■ **Information shown**
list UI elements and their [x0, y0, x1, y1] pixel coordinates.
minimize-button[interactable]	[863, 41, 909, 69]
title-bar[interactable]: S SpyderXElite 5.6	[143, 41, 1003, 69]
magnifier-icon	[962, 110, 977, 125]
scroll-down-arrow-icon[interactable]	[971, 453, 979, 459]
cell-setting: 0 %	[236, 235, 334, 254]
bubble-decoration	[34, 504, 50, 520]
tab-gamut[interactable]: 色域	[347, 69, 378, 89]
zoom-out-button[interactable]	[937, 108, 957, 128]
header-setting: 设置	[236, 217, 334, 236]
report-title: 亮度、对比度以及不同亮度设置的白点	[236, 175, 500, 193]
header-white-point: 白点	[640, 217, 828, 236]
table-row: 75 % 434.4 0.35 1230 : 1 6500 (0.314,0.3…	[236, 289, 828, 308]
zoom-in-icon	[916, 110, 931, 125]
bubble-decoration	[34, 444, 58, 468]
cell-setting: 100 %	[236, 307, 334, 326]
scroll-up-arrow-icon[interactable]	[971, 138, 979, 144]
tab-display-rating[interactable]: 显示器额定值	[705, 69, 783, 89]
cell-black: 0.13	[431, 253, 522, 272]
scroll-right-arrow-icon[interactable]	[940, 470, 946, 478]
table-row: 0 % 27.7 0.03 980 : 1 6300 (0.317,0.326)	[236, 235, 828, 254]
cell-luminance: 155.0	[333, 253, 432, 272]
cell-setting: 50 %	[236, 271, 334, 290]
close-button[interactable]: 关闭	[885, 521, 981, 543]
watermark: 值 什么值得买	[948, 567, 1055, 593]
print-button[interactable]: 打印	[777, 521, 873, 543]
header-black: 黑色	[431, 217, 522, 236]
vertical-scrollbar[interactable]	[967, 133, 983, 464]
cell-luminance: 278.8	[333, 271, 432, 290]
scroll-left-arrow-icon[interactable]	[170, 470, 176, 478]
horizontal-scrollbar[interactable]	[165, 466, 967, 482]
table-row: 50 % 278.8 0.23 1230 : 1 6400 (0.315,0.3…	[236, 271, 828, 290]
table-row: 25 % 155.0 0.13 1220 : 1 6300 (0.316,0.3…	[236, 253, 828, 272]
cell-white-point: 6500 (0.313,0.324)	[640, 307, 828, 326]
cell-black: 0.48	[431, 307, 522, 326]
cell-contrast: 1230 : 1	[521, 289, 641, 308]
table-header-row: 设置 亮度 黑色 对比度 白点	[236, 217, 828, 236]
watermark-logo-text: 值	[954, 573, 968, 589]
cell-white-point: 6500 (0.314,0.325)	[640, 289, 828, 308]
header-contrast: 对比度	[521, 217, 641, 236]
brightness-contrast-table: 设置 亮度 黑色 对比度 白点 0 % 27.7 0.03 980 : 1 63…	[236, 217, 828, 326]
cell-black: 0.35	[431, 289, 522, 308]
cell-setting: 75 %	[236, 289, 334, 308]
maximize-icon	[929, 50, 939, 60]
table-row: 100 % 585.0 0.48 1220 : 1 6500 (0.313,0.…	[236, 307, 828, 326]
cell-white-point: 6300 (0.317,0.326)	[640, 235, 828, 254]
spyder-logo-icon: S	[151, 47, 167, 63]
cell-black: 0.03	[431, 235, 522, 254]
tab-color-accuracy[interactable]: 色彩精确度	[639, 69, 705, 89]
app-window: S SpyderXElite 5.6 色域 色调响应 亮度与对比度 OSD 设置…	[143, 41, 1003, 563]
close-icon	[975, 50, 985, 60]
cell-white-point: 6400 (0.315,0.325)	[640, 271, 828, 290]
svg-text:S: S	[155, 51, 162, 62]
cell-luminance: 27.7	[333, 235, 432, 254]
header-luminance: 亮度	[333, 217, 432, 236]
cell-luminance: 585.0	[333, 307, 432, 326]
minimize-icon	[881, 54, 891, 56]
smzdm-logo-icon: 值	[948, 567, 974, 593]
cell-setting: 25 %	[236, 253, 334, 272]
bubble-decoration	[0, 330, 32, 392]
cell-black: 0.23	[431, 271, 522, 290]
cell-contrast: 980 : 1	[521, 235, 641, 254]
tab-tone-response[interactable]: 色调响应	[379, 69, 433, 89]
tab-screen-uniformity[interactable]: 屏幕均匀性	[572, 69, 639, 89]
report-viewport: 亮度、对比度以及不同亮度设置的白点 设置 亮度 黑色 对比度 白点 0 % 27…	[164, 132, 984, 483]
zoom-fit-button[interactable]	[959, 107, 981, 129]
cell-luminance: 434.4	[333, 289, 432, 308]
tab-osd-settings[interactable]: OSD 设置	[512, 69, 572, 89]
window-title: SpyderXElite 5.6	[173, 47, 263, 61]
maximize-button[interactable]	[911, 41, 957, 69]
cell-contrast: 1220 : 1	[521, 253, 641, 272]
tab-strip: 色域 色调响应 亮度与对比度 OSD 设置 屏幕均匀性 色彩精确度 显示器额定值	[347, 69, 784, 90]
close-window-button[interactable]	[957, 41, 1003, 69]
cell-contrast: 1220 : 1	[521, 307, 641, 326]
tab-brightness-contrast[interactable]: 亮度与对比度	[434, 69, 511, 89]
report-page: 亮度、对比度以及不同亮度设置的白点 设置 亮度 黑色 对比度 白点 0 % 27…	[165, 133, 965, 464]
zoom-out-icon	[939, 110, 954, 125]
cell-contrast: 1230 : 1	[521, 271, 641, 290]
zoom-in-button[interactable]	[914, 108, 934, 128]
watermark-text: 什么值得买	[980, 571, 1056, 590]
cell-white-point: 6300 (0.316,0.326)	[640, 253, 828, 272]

■ **Task goal**
Copy every line of the items above word for word, keeping their order.

■ **Written reply**
list UI elements and their [x0, y0, x1, y1] pixel coordinates.
minimize-button[interactable]	[863, 41, 909, 69]
title-bar[interactable]: S SpyderXElite 5.6	[143, 41, 1003, 69]
magnifier-icon	[962, 110, 977, 125]
scroll-down-arrow-icon[interactable]	[971, 453, 979, 459]
cell-setting: 0 %	[236, 235, 334, 254]
bubble-decoration	[34, 504, 50, 520]
tab-gamut[interactable]: 色域	[347, 69, 378, 89]
zoom-out-button[interactable]	[937, 108, 957, 128]
header-setting: 设置	[236, 217, 334, 236]
report-title: 亮度、对比度以及不同亮度设置的白点	[236, 175, 500, 193]
header-white-point: 白点	[640, 217, 828, 236]
table-row: 75 % 434.4 0.35 1230 : 1 6500 (0.314,0.3…	[236, 289, 828, 308]
zoom-in-icon	[916, 110, 931, 125]
bubble-decoration	[34, 444, 58, 468]
cell-setting: 100 %	[236, 307, 334, 326]
scroll-up-arrow-icon[interactable]	[971, 138, 979, 144]
tab-display-rating[interactable]: 显示器额定值	[705, 69, 783, 89]
cell-black: 0.13	[431, 253, 522, 272]
scroll-right-arrow-icon[interactable]	[940, 470, 946, 478]
table-row: 0 % 27.7 0.03 980 : 1 6300 (0.317,0.326)	[236, 235, 828, 254]
cell-luminance: 155.0	[333, 253, 432, 272]
cell-setting: 50 %	[236, 271, 334, 290]
close-button[interactable]: 关闭	[885, 521, 981, 543]
watermark: 值 什么值得买	[948, 567, 1055, 593]
print-button[interactable]: 打印	[777, 521, 873, 543]
header-black: 黑色	[431, 217, 522, 236]
vertical-scrollbar[interactable]	[967, 133, 983, 464]
cell-luminance: 278.8	[333, 271, 432, 290]
scroll-left-arrow-icon[interactable]	[170, 470, 176, 478]
horizontal-scrollbar[interactable]	[165, 466, 967, 482]
table-row: 50 % 278.8 0.23 1230 : 1 6400 (0.315,0.3…	[236, 271, 828, 290]
table-row: 25 % 155.0 0.13 1220 : 1 6300 (0.316,0.3…	[236, 253, 828, 272]
cell-white-point: 6500 (0.313,0.324)	[640, 307, 828, 326]
cell-black: 0.48	[431, 307, 522, 326]
cell-contrast: 1230 : 1	[521, 289, 641, 308]
table-header-row: 设置 亮度 黑色 对比度 白点	[236, 217, 828, 236]
watermark-logo-text: 值	[954, 573, 968, 589]
cell-white-point: 6500 (0.314,0.325)	[640, 289, 828, 308]
header-contrast: 对比度	[521, 217, 641, 236]
brightness-contrast-table: 设置 亮度 黑色 对比度 白点 0 % 27.7 0.03 980 : 1 63…	[236, 217, 828, 326]
cell-black: 0.35	[431, 289, 522, 308]
cell-setting: 75 %	[236, 289, 334, 308]
maximize-icon	[929, 50, 939, 60]
table-row: 100 % 585.0 0.48 1220 : 1 6500 (0.313,0.…	[236, 307, 828, 326]
cell-white-point: 6300 (0.317,0.326)	[640, 235, 828, 254]
spyder-logo-icon: S	[151, 47, 167, 63]
cell-black: 0.03	[431, 235, 522, 254]
tab-color-accuracy[interactable]: 色彩精确度	[639, 69, 705, 89]
app-window: S SpyderXElite 5.6 色域 色调响应 亮度与对比度 OSD 设置…	[143, 41, 1003, 563]
close-icon	[975, 50, 985, 60]
cell-white-point: 6400 (0.315,0.325)	[640, 271, 828, 290]
svg-text:S: S	[155, 51, 162, 62]
cell-luminance: 27.7	[333, 235, 432, 254]
header-luminance: 亮度	[333, 217, 432, 236]
cell-luminance: 585.0	[333, 307, 432, 326]
minimize-icon	[881, 54, 891, 56]
smzdm-logo-icon: 值	[948, 567, 974, 593]
cell-setting: 25 %	[236, 253, 334, 272]
bubble-decoration	[0, 330, 32, 392]
cell-black: 0.23	[431, 271, 522, 290]
cell-contrast: 980 : 1	[521, 235, 641, 254]
tab-tone-response[interactable]: 色调响应	[379, 69, 433, 89]
tab-screen-uniformity[interactable]: 屏幕均匀性	[572, 69, 639, 89]
report-viewport: 亮度、对比度以及不同亮度设置的白点 设置 亮度 黑色 对比度 白点 0 % 27…	[164, 132, 984, 483]
zoom-fit-button[interactable]	[959, 107, 981, 129]
cell-luminance: 434.4	[333, 289, 432, 308]
tab-osd-settings[interactable]: OSD 设置	[512, 69, 572, 89]
window-title: SpyderXElite 5.6	[173, 47, 263, 61]
maximize-button[interactable]	[911, 41, 957, 69]
cell-contrast: 1220 : 1	[521, 253, 641, 272]
tab-strip: 色域 色调响应 亮度与对比度 OSD 设置 屏幕均匀性 色彩精确度 显示器额定值	[347, 69, 784, 90]
close-window-button[interactable]	[957, 41, 1003, 69]
cell-contrast: 1220 : 1	[521, 307, 641, 326]
tab-brightness-contrast[interactable]: 亮度与对比度	[434, 69, 511, 89]
report-page: 亮度、对比度以及不同亮度设置的白点 设置 亮度 黑色 对比度 白点 0 % 27…	[165, 133, 965, 464]
zoom-out-icon	[939, 110, 954, 125]
cell-contrast: 1230 : 1	[521, 271, 641, 290]
zoom-in-button[interactable]	[914, 108, 934, 128]
watermark-text: 什么值得买	[980, 571, 1056, 590]
cell-white-point: 6300 (0.316,0.326)	[640, 253, 828, 272]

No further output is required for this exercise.